### TASK INSTRUCTIONS
Find each line with "camera" and copy it.

### SOURCE MATERIAL

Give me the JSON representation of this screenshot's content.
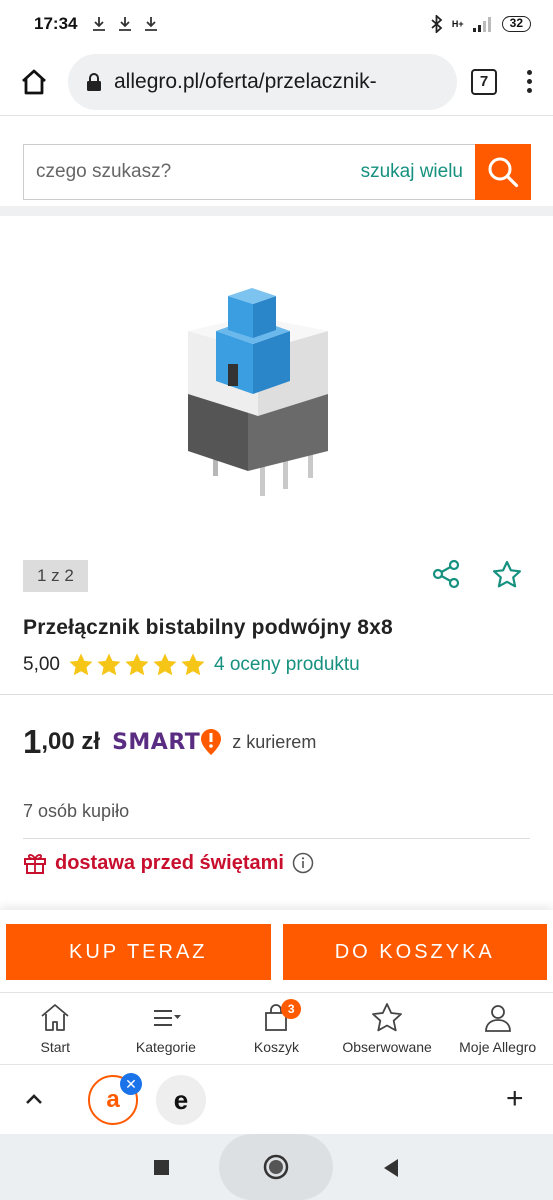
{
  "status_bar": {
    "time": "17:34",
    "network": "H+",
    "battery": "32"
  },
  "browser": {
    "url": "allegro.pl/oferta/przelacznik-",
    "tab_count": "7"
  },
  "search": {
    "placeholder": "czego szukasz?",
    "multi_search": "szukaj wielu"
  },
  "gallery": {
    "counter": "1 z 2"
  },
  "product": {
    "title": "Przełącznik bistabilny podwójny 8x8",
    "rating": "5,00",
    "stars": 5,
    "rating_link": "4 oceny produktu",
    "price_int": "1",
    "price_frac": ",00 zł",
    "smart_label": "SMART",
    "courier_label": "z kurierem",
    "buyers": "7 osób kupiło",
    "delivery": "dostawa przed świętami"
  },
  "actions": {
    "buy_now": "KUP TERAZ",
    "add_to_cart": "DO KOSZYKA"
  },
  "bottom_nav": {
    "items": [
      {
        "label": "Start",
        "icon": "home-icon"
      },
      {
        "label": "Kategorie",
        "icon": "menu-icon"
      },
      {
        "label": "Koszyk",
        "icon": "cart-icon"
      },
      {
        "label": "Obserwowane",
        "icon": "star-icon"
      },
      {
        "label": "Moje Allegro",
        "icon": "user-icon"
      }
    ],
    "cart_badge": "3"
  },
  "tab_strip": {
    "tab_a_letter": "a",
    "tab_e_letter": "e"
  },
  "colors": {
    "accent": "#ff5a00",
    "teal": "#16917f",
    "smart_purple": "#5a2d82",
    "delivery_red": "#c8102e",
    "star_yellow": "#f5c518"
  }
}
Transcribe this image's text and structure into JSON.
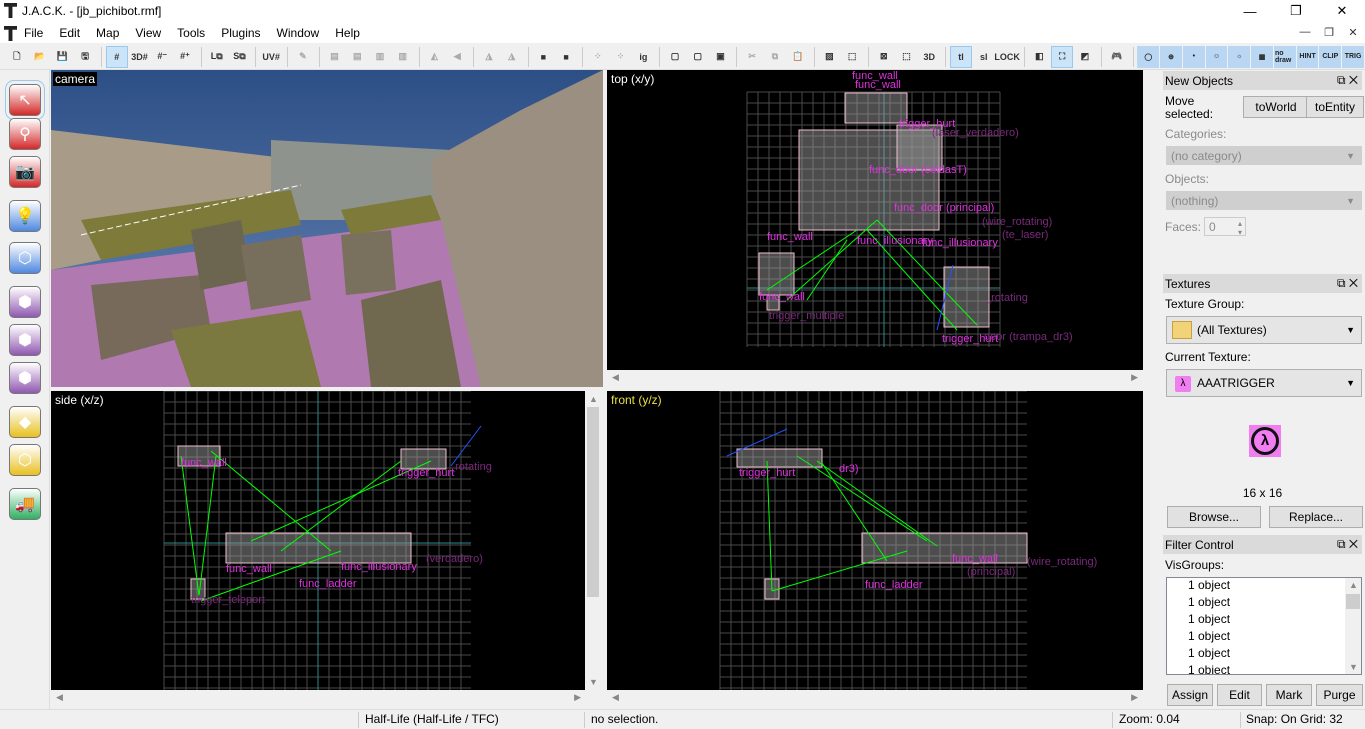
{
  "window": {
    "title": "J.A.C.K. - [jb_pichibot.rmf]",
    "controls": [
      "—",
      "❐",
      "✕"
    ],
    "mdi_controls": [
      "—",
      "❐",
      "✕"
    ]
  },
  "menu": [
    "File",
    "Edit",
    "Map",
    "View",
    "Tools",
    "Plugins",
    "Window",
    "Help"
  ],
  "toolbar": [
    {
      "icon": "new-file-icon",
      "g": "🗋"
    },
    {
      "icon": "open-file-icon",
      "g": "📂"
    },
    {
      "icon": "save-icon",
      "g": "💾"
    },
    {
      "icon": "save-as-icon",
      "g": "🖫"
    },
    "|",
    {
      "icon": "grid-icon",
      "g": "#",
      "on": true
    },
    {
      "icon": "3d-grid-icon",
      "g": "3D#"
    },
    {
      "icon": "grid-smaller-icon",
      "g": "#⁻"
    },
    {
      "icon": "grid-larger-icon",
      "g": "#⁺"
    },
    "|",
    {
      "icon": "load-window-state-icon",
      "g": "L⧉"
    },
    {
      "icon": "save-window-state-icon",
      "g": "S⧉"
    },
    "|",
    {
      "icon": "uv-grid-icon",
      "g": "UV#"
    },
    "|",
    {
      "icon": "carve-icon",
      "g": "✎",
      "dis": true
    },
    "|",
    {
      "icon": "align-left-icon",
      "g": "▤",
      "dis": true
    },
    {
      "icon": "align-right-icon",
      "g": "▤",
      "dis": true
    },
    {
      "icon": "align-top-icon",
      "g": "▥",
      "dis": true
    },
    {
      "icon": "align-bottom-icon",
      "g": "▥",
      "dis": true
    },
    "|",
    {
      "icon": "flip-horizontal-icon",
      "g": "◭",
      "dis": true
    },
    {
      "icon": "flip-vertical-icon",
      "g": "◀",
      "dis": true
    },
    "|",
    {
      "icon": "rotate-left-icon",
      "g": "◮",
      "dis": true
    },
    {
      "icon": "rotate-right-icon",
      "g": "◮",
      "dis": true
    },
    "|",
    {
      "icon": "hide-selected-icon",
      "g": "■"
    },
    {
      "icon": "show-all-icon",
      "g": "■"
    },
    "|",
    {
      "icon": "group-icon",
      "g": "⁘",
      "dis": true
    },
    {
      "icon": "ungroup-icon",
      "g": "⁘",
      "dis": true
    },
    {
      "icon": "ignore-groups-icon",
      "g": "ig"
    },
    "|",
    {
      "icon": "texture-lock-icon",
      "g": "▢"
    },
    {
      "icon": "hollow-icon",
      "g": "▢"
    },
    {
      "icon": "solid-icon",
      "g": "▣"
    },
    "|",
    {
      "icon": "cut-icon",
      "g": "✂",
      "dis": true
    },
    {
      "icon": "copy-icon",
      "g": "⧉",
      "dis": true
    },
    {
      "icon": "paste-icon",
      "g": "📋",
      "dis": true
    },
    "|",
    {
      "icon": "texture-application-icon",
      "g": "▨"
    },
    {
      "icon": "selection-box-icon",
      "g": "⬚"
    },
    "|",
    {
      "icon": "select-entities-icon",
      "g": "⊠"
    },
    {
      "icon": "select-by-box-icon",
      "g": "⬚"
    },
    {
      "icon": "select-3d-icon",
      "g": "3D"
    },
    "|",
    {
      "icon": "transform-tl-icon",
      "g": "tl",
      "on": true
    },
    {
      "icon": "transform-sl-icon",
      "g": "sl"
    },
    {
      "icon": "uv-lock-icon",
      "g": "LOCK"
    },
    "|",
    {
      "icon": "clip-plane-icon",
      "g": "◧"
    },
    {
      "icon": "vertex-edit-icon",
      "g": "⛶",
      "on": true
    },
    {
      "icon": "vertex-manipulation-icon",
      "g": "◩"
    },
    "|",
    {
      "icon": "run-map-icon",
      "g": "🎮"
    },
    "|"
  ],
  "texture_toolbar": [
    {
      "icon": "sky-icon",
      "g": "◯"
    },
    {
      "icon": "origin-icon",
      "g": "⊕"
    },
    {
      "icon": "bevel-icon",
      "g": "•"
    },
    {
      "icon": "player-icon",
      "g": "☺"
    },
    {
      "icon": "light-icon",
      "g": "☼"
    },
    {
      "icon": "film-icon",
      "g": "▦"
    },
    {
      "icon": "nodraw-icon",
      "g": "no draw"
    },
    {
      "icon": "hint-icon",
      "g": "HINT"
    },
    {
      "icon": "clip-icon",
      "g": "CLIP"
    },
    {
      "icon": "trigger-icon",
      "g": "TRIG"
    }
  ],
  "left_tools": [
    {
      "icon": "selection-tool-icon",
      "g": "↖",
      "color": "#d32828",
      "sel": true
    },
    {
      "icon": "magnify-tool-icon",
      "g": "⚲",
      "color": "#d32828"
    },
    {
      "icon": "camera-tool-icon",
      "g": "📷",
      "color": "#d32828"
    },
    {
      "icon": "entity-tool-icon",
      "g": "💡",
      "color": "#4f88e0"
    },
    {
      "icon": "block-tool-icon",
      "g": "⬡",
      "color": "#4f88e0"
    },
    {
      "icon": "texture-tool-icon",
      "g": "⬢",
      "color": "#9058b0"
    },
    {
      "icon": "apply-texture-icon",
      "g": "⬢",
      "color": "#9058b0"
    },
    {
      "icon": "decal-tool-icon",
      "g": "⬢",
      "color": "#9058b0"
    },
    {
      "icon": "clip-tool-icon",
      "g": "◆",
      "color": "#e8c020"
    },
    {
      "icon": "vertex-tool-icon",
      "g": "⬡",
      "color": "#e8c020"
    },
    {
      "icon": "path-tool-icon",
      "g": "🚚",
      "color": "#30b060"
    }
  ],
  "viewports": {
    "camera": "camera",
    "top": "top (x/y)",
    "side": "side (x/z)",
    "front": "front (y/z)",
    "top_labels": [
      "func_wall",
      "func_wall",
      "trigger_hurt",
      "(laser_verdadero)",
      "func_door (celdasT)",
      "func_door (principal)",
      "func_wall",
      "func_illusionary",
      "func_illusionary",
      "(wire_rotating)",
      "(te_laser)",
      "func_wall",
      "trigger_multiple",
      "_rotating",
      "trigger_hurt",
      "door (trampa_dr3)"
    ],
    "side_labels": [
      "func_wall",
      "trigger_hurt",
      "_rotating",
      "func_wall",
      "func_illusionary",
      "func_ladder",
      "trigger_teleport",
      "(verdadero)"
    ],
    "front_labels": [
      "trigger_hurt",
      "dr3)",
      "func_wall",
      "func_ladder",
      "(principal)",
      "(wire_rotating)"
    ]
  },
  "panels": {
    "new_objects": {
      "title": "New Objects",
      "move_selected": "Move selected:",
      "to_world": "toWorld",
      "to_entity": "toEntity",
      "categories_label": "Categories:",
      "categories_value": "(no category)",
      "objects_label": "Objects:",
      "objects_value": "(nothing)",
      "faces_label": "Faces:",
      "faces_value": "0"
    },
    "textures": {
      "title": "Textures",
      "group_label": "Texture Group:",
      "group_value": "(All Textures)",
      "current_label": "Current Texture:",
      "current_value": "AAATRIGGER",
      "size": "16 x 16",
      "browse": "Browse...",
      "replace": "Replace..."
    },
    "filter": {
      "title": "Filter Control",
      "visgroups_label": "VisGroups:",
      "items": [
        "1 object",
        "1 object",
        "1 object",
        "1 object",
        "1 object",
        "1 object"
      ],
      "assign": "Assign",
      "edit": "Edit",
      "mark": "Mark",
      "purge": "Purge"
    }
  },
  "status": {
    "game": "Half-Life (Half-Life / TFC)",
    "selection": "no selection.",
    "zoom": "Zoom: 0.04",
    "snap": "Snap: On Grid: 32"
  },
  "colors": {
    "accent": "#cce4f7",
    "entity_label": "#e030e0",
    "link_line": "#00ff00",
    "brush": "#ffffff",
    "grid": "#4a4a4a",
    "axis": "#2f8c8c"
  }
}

### RESULT OF THE TASK
      "icon": "camera-tool-icon",
    "camera": "camera",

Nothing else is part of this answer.